▸ Work to be completed
Find out how many lines of the material contain the string "определить" and give only that figure.

▸ Record extracts
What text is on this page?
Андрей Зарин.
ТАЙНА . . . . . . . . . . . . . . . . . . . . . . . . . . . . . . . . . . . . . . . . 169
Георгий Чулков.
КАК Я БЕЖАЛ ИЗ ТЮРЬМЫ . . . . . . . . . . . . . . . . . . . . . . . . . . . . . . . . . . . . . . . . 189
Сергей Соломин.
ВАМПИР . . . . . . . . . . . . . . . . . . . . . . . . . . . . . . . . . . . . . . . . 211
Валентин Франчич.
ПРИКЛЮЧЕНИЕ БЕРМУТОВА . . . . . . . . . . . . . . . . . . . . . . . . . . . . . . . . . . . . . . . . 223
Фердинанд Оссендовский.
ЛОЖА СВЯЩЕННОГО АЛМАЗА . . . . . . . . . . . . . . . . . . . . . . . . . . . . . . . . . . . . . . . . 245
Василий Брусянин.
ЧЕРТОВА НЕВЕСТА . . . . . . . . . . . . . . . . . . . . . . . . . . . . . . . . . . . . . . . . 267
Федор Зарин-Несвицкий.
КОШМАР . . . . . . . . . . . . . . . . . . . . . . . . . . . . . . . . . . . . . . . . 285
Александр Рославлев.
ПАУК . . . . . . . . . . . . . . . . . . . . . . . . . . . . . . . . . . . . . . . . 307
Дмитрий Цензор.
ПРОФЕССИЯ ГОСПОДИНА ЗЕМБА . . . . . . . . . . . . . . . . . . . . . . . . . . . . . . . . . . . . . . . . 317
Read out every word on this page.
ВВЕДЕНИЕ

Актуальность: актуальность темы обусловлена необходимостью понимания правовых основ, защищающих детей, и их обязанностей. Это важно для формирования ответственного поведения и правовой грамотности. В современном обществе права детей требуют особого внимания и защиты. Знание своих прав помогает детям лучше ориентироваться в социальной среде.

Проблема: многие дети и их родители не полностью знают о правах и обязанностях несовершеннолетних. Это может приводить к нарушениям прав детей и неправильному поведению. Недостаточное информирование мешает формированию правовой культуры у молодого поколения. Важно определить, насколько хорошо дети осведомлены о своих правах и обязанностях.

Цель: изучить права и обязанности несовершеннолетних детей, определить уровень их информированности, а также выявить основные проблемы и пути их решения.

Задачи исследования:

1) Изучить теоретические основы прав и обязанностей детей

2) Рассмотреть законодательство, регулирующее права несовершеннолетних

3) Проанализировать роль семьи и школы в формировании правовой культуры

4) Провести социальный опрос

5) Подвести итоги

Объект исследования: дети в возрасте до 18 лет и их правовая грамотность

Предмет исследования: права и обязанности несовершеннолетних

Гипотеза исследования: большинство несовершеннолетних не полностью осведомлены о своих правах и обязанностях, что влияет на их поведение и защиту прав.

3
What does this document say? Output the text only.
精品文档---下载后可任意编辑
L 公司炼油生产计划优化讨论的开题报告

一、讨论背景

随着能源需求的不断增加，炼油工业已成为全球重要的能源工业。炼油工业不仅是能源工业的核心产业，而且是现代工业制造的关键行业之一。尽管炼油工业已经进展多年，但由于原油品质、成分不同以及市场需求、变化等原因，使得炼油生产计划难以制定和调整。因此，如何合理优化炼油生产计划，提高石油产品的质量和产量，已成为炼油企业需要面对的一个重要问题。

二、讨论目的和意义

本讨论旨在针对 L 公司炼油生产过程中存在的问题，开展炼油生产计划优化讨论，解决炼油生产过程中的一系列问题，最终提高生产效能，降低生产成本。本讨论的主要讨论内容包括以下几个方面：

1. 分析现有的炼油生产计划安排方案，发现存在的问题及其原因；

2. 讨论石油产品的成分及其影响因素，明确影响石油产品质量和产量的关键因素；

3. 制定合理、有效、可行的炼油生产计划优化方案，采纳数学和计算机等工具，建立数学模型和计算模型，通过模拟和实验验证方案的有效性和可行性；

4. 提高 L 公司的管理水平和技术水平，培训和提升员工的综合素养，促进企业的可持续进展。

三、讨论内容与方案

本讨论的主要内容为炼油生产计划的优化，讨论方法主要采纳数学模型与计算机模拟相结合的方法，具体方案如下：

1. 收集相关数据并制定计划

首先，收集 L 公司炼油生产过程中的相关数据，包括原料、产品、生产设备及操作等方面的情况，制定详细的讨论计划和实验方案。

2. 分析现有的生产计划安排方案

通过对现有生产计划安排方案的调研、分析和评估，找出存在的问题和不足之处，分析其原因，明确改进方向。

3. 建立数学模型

▸ Task solution
2